→ **THE INPUT**:
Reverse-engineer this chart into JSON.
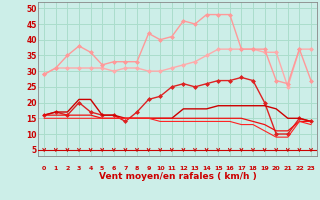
{
  "xlabel": "Vent moyen/en rafales ( km/h )",
  "xlim": [
    -0.5,
    23.5
  ],
  "ylim": [
    3,
    52
  ],
  "yticks": [
    5,
    10,
    15,
    20,
    25,
    30,
    35,
    40,
    45,
    50
  ],
  "xticks": [
    0,
    1,
    2,
    3,
    4,
    5,
    6,
    7,
    8,
    9,
    10,
    11,
    12,
    13,
    14,
    15,
    16,
    17,
    18,
    19,
    20,
    21,
    22,
    23
  ],
  "background_color": "#cceee8",
  "grid_color": "#aaddcc",
  "lines": [
    {
      "x": [
        0,
        1,
        2,
        3,
        4,
        5,
        6,
        7,
        8,
        9,
        10,
        11,
        12,
        13,
        14,
        15,
        16,
        17,
        18,
        19,
        20,
        21,
        22,
        23
      ],
      "y": [
        29,
        31,
        31,
        31,
        31,
        31,
        30,
        31,
        31,
        30,
        30,
        31,
        32,
        33,
        35,
        37,
        37,
        37,
        37,
        36,
        36,
        25,
        37,
        37
      ],
      "color": "#ffaaaa",
      "lw": 1.0,
      "marker": "D",
      "ms": 2.0
    },
    {
      "x": [
        0,
        1,
        2,
        3,
        4,
        5,
        6,
        7,
        8,
        9,
        10,
        11,
        12,
        13,
        14,
        15,
        16,
        17,
        18,
        19,
        20,
        21,
        22,
        23
      ],
      "y": [
        29,
        31,
        35,
        38,
        36,
        32,
        33,
        33,
        33,
        42,
        40,
        41,
        46,
        45,
        48,
        48,
        48,
        37,
        37,
        37,
        27,
        26,
        37,
        27
      ],
      "color": "#ff9999",
      "lw": 1.0,
      "marker": "D",
      "ms": 2.0
    },
    {
      "x": [
        0,
        1,
        2,
        3,
        4,
        5,
        6,
        7,
        8,
        9,
        10,
        11,
        12,
        13,
        14,
        15,
        16,
        17,
        18,
        19,
        20,
        21,
        22,
        23
      ],
      "y": [
        16,
        17,
        16,
        20,
        17,
        16,
        16,
        14,
        17,
        21,
        22,
        25,
        26,
        25,
        26,
        27,
        27,
        28,
        27,
        20,
        10,
        10,
        15,
        14
      ],
      "color": "#dd2222",
      "lw": 1.0,
      "marker": "D",
      "ms": 2.0
    },
    {
      "x": [
        0,
        1,
        2,
        3,
        4,
        5,
        6,
        7,
        8,
        9,
        10,
        11,
        12,
        13,
        14,
        15,
        16,
        17,
        18,
        19,
        20,
        21,
        22,
        23
      ],
      "y": [
        16,
        17,
        17,
        21,
        21,
        16,
        16,
        15,
        15,
        15,
        15,
        15,
        18,
        18,
        18,
        19,
        19,
        19,
        19,
        19,
        18,
        15,
        15,
        14
      ],
      "color": "#cc0000",
      "lw": 1.0,
      "marker": null
    },
    {
      "x": [
        0,
        1,
        2,
        3,
        4,
        5,
        6,
        7,
        8,
        9,
        10,
        11,
        12,
        13,
        14,
        15,
        16,
        17,
        18,
        19,
        20,
        21,
        22,
        23
      ],
      "y": [
        16,
        16,
        16,
        16,
        16,
        15,
        15,
        15,
        15,
        15,
        15,
        15,
        15,
        15,
        15,
        15,
        15,
        15,
        14,
        13,
        11,
        11,
        14,
        14
      ],
      "color": "#ee1111",
      "lw": 0.9,
      "marker": null
    },
    {
      "x": [
        0,
        1,
        2,
        3,
        4,
        5,
        6,
        7,
        8,
        9,
        10,
        11,
        12,
        13,
        14,
        15,
        16,
        17,
        18,
        19,
        20,
        21,
        22,
        23
      ],
      "y": [
        15,
        15,
        15,
        15,
        15,
        15,
        15,
        15,
        15,
        15,
        14,
        14,
        14,
        14,
        14,
        14,
        14,
        13,
        13,
        11,
        9,
        9,
        14,
        13
      ],
      "color": "#ff2222",
      "lw": 0.8,
      "marker": null
    }
  ],
  "tick_color": "#cc0000",
  "label_color": "#cc0000",
  "axis_color": "#888888"
}
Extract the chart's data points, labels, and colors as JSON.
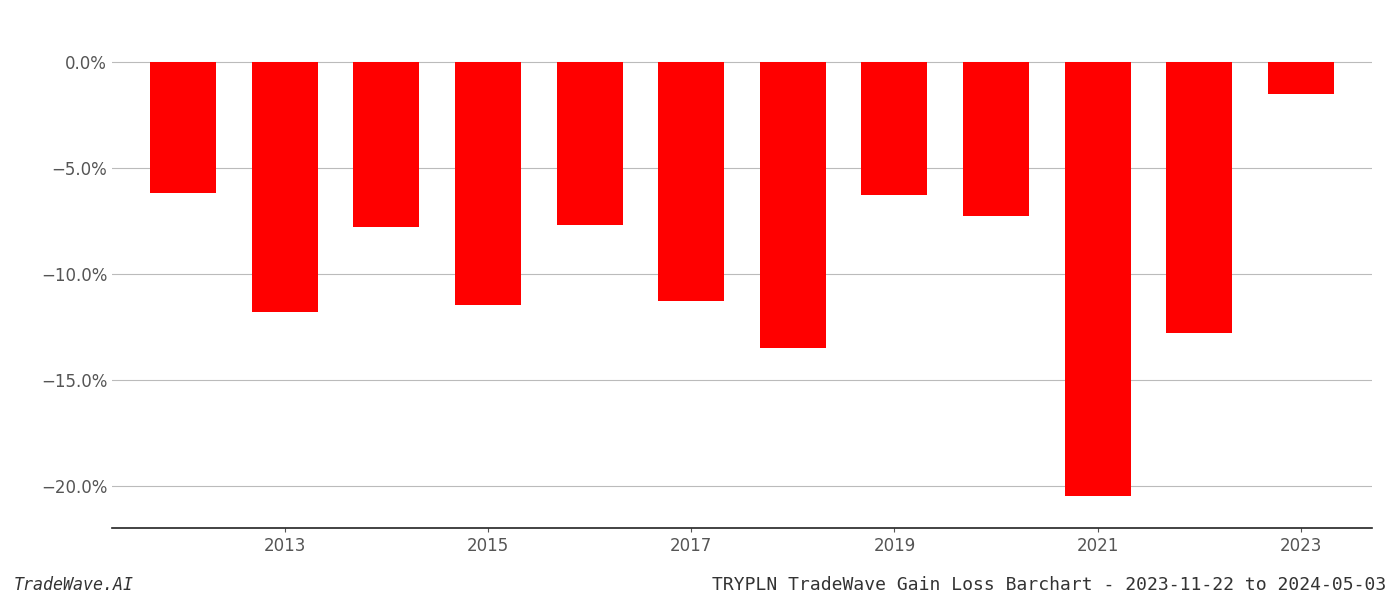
{
  "years": [
    2012,
    2013,
    2014,
    2015,
    2016,
    2017,
    2018,
    2019,
    2020,
    2021,
    2022,
    2023
  ],
  "values": [
    -6.2,
    -11.8,
    -7.8,
    -11.5,
    -7.7,
    -11.3,
    -13.5,
    -6.3,
    -7.3,
    -20.5,
    -12.8,
    -1.5
  ],
  "bar_color": "#ff0000",
  "background_color": "#ffffff",
  "ylim": [
    -22,
    1.5
  ],
  "yticks": [
    0.0,
    -5.0,
    -10.0,
    -15.0,
    -20.0
  ],
  "ytick_labels": [
    "0.0%",
    "−5.0%",
    "−10.0%",
    "−15.0%",
    "−20.0%"
  ],
  "grid_color": "#bbbbbb",
  "title": "TRYPLN TradeWave Gain Loss Barchart - 2023-11-22 to 2024-05-03",
  "watermark": "TradeWave.AI",
  "title_fontsize": 13,
  "tick_fontsize": 12,
  "watermark_fontsize": 12,
  "bar_width": 0.65
}
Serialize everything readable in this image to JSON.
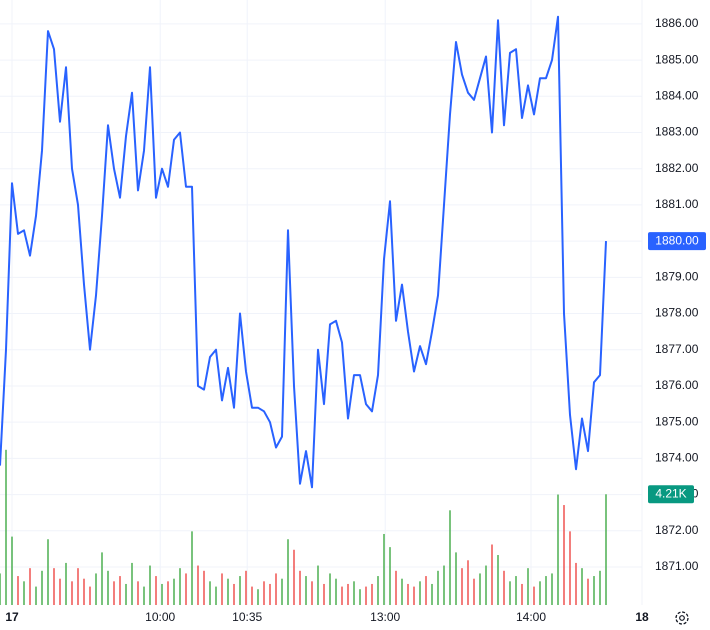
{
  "chart_data": {
    "type": "line",
    "xlim": [
      0,
      107
    ],
    "xticks": [
      {
        "value": 2,
        "label": "17"
      },
      {
        "value": 26.7,
        "label": "10:00"
      },
      {
        "value": 41.2,
        "label": "10:35"
      },
      {
        "value": 64.2,
        "label": "13:00"
      },
      {
        "value": 88.5,
        "label": "14:00"
      },
      {
        "value": 107,
        "label": "18"
      }
    ],
    "ylim": [
      1869.95,
      1886.66
    ],
    "yticks": [
      {
        "value": 1871,
        "label": "1871.00"
      },
      {
        "value": 1872,
        "label": "1872.00"
      },
      {
        "value": 1873,
        "label": "1873.00"
      },
      {
        "value": 1874,
        "label": "1874.00"
      },
      {
        "value": 1875,
        "label": "1875.00"
      },
      {
        "value": 1876,
        "label": "1876.00"
      },
      {
        "value": 1877,
        "label": "1877.00"
      },
      {
        "value": 1878,
        "label": "1878.00"
      },
      {
        "value": 1879,
        "label": "1879.00"
      },
      {
        "value": 1880,
        "label": "1880.00"
      },
      {
        "value": 1881,
        "label": "1881.00"
      },
      {
        "value": 1882,
        "label": "1882.00"
      },
      {
        "value": 1883,
        "label": "1883.00"
      },
      {
        "value": 1884,
        "label": "1884.00"
      },
      {
        "value": 1885,
        "label": "1885.00"
      },
      {
        "value": 1886,
        "label": "1886.00"
      }
    ],
    "y2lim": [
      0,
      23000
    ],
    "grid": true,
    "series": [
      {
        "color": "#2962ff",
        "values": [
          1873.8,
          1877,
          1881.6,
          1880.2,
          1880.3,
          1879.6,
          1880.7,
          1882.5,
          1885.8,
          1885.3,
          1883.3,
          1884.8,
          1882,
          1881,
          1878.8,
          1877,
          1878.5,
          1880.7,
          1883.2,
          1882,
          1881.2,
          1882.9,
          1884.1,
          1881.4,
          1882.5,
          1884.8,
          1881.2,
          1882,
          1881.5,
          1882.8,
          1883,
          1881.5,
          1881.5,
          1876,
          1875.9,
          1876.8,
          1877,
          1875.6,
          1876.5,
          1875.4,
          1878,
          1876.4,
          1875.4,
          1875.4,
          1875.3,
          1875,
          1874.3,
          1874.6,
          1880.3,
          1876,
          1873.3,
          1874.2,
          1873.2,
          1877,
          1875.5,
          1877.7,
          1877.8,
          1877.2,
          1875.1,
          1876.3,
          1876.3,
          1875.5,
          1875.3,
          1876.3,
          1879.5,
          1881.1,
          1877.8,
          1878.8,
          1877.5,
          1876.4,
          1877.1,
          1876.6,
          1877.5,
          1878.5,
          1881,
          1883.5,
          1885.5,
          1884.6,
          1884.1,
          1883.9,
          1884.5,
          1885.1,
          1883,
          1886.1,
          1883.2,
          1885.2,
          1885.3,
          1883.4,
          1884.3,
          1883.5,
          1884.5,
          1884.5,
          1885,
          1886.2,
          1878,
          1875.2,
          1873.7,
          1875.1,
          1874.2,
          1876.1,
          1876.3,
          1880
        ]
      },
      {
        "type": "bar",
        "axis": "y2",
        "up_color": "#4caf50",
        "down_color": "#ef5350",
        "values": [
          1200,
          5900,
          2600,
          1100,
          900,
          1400,
          700,
          1300,
          2500,
          1400,
          1000,
          1600,
          900,
          1400,
          1000,
          700,
          1200,
          2000,
          1300,
          900,
          1100,
          800,
          1600,
          900,
          700,
          1500,
          1100,
          800,
          900,
          1000,
          1400,
          1200,
          2800,
          1500,
          1300,
          900,
          700,
          1200,
          1000,
          800,
          1100,
          1300,
          700,
          600,
          900,
          800,
          1200,
          1000,
          2500,
          2100,
          1300,
          1100,
          900,
          1500,
          800,
          1200,
          1000,
          700,
          800,
          900,
          600,
          700,
          800,
          1100,
          2700,
          2200,
          1300,
          1000,
          800,
          700,
          900,
          1100,
          800,
          1300,
          1500,
          3600,
          2000,
          1400,
          1700,
          1000,
          1200,
          1500,
          2300,
          1900,
          1300,
          900,
          1100,
          800,
          1400,
          700,
          900,
          1100,
          1200,
          4200,
          3800,
          2800,
          1600,
          1400,
          1000,
          1100,
          1300,
          4210
        ]
      }
    ],
    "price_marker": {
      "value": 1880,
      "label": "1880.00",
      "color": "#2962ff"
    },
    "volume_marker": {
      "value": 4210,
      "label": "4.21K",
      "color": "#089981"
    }
  }
}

→ **SET TASK**:
Find the lines holding "JSON" and list every one.

→ **ANSWER FOR THIS EXERCISE**:
Reverse-engineer this chart into JSON.
Extract the chart's data points, labels, and colors as JSON.
Serialize everything readable in this image to JSON.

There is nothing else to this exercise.